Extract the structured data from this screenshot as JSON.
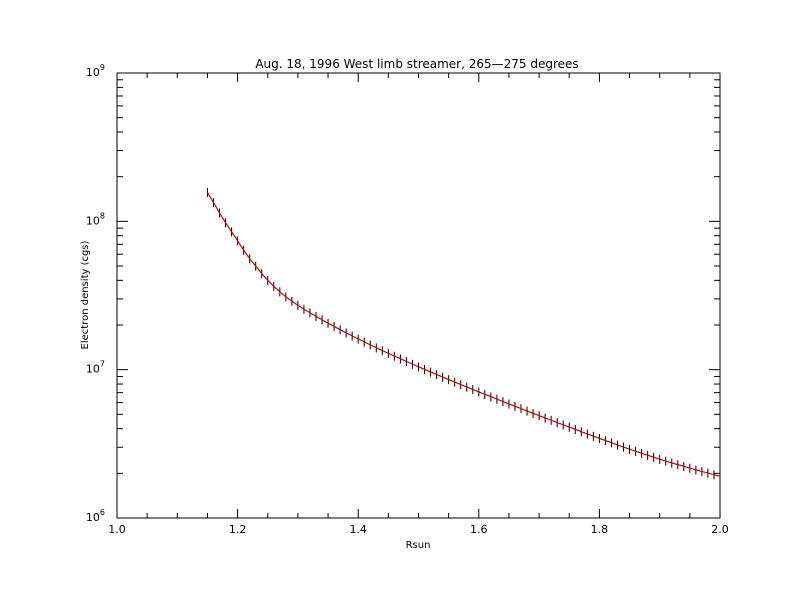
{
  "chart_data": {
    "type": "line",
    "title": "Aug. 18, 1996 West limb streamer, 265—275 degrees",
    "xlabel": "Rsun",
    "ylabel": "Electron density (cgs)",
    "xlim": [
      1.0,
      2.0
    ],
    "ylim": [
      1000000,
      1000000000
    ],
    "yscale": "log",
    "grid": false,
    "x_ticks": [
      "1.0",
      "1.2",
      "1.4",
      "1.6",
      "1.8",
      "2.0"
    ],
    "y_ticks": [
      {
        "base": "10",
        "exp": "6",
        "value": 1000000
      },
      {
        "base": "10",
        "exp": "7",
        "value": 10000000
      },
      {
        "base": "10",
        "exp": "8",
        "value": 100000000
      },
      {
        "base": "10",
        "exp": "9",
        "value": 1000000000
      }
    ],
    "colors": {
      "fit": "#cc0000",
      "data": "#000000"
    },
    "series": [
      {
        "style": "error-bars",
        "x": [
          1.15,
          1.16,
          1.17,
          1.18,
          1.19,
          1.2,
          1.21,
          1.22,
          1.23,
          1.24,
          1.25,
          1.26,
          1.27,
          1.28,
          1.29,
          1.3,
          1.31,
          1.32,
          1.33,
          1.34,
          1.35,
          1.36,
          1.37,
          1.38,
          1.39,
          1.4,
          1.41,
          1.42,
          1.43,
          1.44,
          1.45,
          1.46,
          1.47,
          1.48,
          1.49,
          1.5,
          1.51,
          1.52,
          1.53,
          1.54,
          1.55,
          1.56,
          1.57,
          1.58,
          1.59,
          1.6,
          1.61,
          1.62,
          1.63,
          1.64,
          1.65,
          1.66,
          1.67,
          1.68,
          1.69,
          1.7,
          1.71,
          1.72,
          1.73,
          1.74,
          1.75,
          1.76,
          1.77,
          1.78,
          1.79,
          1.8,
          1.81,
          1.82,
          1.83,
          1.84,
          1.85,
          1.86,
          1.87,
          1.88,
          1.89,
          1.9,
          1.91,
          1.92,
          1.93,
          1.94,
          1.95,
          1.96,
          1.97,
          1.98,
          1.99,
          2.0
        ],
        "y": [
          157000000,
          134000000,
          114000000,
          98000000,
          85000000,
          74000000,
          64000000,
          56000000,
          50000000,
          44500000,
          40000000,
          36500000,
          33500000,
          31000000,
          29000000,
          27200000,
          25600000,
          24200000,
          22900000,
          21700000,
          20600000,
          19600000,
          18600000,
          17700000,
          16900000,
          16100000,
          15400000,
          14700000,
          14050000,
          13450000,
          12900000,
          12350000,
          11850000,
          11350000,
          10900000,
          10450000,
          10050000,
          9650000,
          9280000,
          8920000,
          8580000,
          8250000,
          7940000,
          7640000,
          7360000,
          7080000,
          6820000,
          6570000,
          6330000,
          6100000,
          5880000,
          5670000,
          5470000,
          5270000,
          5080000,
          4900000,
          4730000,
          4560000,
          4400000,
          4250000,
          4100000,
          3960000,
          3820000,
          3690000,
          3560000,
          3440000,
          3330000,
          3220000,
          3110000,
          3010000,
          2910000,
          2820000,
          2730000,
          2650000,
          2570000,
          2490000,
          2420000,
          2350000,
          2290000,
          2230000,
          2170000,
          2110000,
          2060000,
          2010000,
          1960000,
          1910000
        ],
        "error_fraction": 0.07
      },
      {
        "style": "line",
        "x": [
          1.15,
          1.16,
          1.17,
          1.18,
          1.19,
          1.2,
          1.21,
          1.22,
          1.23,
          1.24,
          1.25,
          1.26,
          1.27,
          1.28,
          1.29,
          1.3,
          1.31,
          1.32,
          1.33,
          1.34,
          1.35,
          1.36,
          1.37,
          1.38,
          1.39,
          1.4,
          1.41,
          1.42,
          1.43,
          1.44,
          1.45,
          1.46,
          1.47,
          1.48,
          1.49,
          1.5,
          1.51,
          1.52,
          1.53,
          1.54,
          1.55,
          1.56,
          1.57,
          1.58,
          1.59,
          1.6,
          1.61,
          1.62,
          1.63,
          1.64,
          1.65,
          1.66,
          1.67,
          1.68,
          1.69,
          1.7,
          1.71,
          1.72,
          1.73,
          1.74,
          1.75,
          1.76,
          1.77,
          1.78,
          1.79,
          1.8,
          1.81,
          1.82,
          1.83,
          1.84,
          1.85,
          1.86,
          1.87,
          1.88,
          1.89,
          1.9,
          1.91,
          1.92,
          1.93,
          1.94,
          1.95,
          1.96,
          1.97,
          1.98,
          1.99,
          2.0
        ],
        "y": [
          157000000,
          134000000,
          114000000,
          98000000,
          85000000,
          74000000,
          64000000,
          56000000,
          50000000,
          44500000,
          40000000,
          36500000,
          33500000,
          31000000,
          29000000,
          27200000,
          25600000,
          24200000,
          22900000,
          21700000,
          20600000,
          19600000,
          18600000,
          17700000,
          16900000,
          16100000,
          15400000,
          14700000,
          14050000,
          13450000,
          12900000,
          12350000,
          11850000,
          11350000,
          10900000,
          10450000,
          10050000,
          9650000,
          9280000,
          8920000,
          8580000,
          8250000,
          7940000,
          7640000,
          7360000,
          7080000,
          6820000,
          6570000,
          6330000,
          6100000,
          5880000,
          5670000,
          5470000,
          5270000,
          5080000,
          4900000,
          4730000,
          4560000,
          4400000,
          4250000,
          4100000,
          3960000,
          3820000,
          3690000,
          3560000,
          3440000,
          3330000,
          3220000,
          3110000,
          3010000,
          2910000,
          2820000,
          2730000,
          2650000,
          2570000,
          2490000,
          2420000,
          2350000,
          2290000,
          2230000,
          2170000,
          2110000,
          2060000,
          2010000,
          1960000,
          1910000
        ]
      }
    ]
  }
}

--

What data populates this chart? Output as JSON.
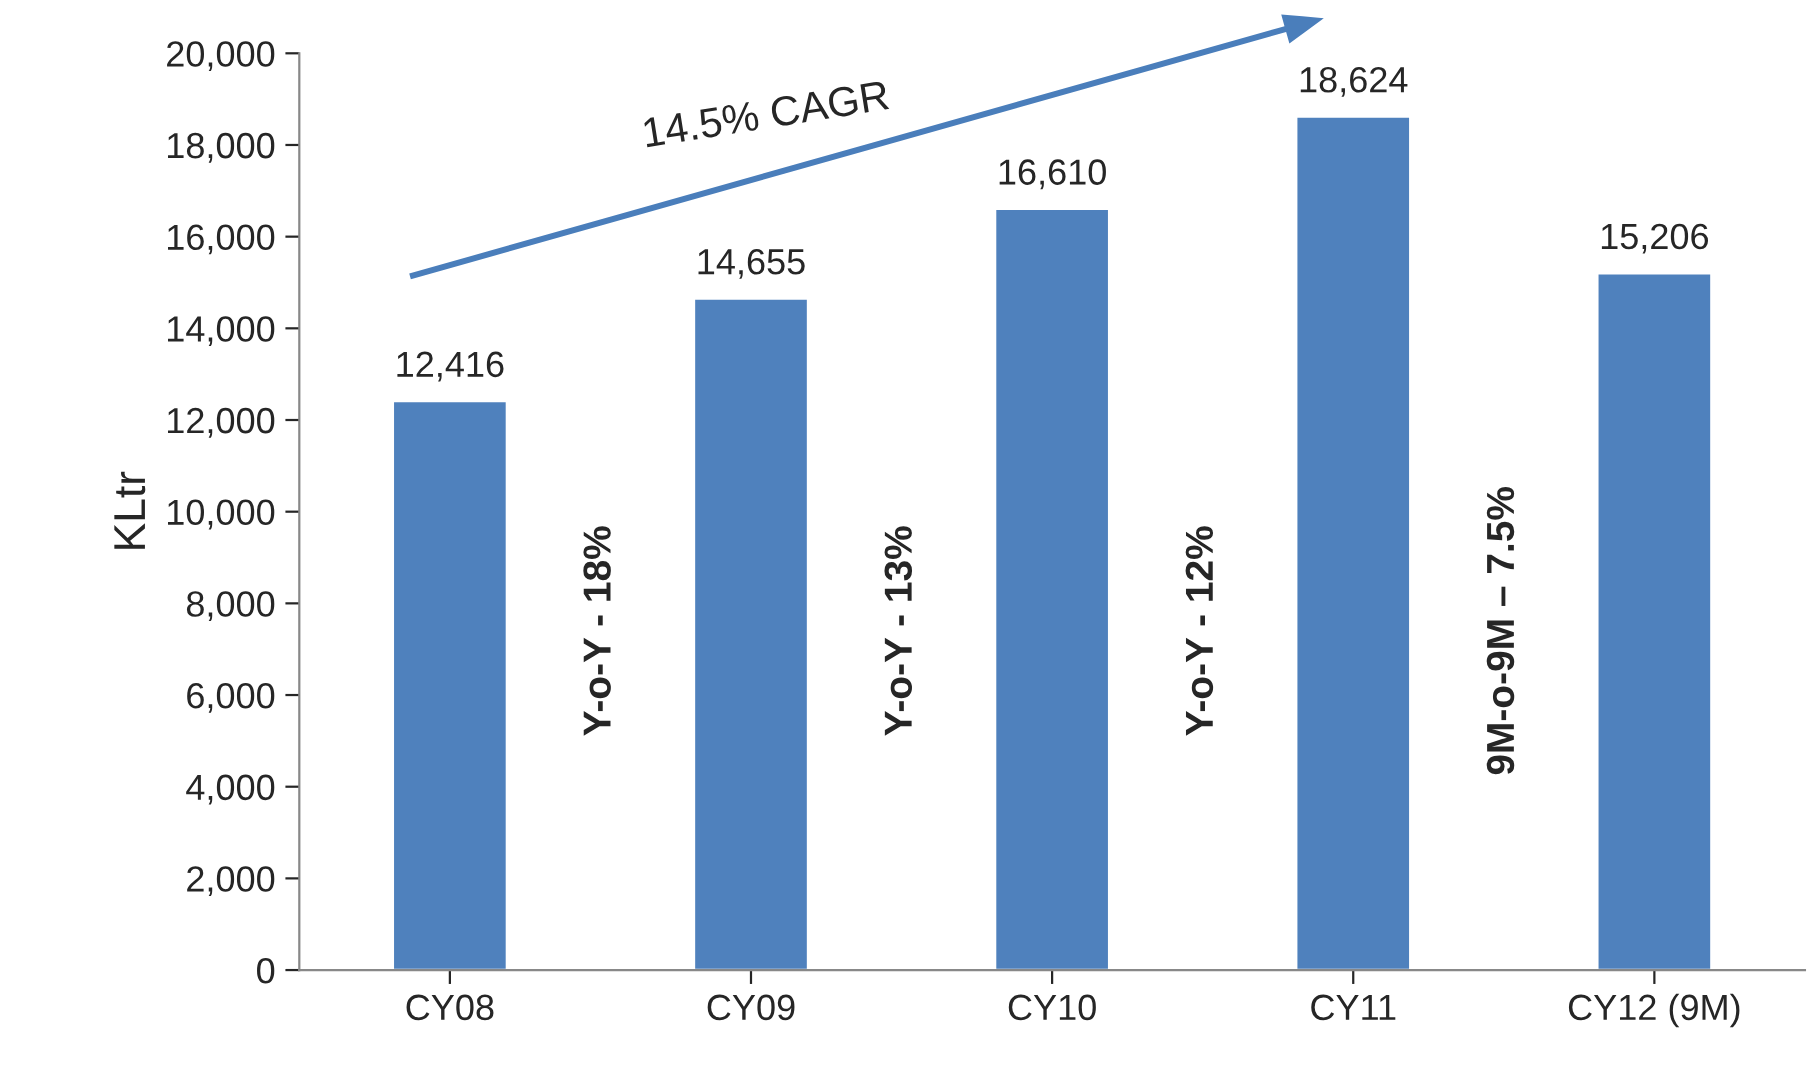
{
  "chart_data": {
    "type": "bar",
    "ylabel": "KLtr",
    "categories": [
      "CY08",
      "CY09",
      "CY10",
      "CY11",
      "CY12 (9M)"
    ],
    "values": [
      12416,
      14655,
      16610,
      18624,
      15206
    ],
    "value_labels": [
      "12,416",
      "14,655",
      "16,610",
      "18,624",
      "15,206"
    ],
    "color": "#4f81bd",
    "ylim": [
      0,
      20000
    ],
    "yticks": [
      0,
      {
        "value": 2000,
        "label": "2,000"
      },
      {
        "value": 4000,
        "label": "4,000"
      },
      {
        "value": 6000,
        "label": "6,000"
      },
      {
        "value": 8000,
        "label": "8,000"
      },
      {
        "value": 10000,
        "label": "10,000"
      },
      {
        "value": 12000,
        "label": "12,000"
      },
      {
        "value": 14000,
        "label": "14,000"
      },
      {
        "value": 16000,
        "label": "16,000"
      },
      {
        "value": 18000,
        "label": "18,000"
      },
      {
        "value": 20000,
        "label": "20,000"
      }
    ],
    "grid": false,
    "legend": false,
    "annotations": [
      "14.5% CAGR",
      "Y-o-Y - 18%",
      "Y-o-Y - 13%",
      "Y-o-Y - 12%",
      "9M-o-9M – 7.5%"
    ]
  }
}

---

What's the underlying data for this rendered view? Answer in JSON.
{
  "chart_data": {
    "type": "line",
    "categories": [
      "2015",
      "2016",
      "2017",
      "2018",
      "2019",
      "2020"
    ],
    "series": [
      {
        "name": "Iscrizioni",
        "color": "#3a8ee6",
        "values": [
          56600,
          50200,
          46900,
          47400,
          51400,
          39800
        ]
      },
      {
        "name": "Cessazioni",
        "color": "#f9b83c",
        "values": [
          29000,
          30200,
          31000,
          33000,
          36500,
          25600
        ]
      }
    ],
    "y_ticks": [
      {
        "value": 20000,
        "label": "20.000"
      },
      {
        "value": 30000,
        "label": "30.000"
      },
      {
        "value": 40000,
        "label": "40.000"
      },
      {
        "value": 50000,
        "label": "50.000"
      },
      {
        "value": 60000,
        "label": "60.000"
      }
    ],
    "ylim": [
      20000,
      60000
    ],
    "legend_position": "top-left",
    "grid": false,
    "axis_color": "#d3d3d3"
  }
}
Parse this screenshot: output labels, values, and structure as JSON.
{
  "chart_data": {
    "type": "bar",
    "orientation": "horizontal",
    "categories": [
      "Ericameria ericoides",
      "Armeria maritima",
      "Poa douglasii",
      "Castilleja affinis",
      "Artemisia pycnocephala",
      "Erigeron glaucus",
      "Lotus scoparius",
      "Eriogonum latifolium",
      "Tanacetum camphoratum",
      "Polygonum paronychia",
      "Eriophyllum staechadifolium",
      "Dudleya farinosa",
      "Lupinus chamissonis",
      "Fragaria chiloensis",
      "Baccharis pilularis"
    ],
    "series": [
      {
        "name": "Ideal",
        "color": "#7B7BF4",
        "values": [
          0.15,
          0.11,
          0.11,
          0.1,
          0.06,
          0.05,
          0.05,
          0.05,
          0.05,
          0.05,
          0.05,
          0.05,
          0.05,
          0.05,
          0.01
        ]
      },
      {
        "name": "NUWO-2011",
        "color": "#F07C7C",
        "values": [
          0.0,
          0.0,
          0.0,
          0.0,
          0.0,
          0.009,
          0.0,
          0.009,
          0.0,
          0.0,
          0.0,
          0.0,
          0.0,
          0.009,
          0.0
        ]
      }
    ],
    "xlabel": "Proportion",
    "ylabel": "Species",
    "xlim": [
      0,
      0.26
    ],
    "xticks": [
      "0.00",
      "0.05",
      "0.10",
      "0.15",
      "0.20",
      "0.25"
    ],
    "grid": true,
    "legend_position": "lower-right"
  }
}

EXERCISE REQUIREMENTS |
List every line above that contains the word "What".

EXERCISE ANSWER |
What data populates this chart? Output as JSON.
What's the underlying data for this rendered view? Answer in JSON.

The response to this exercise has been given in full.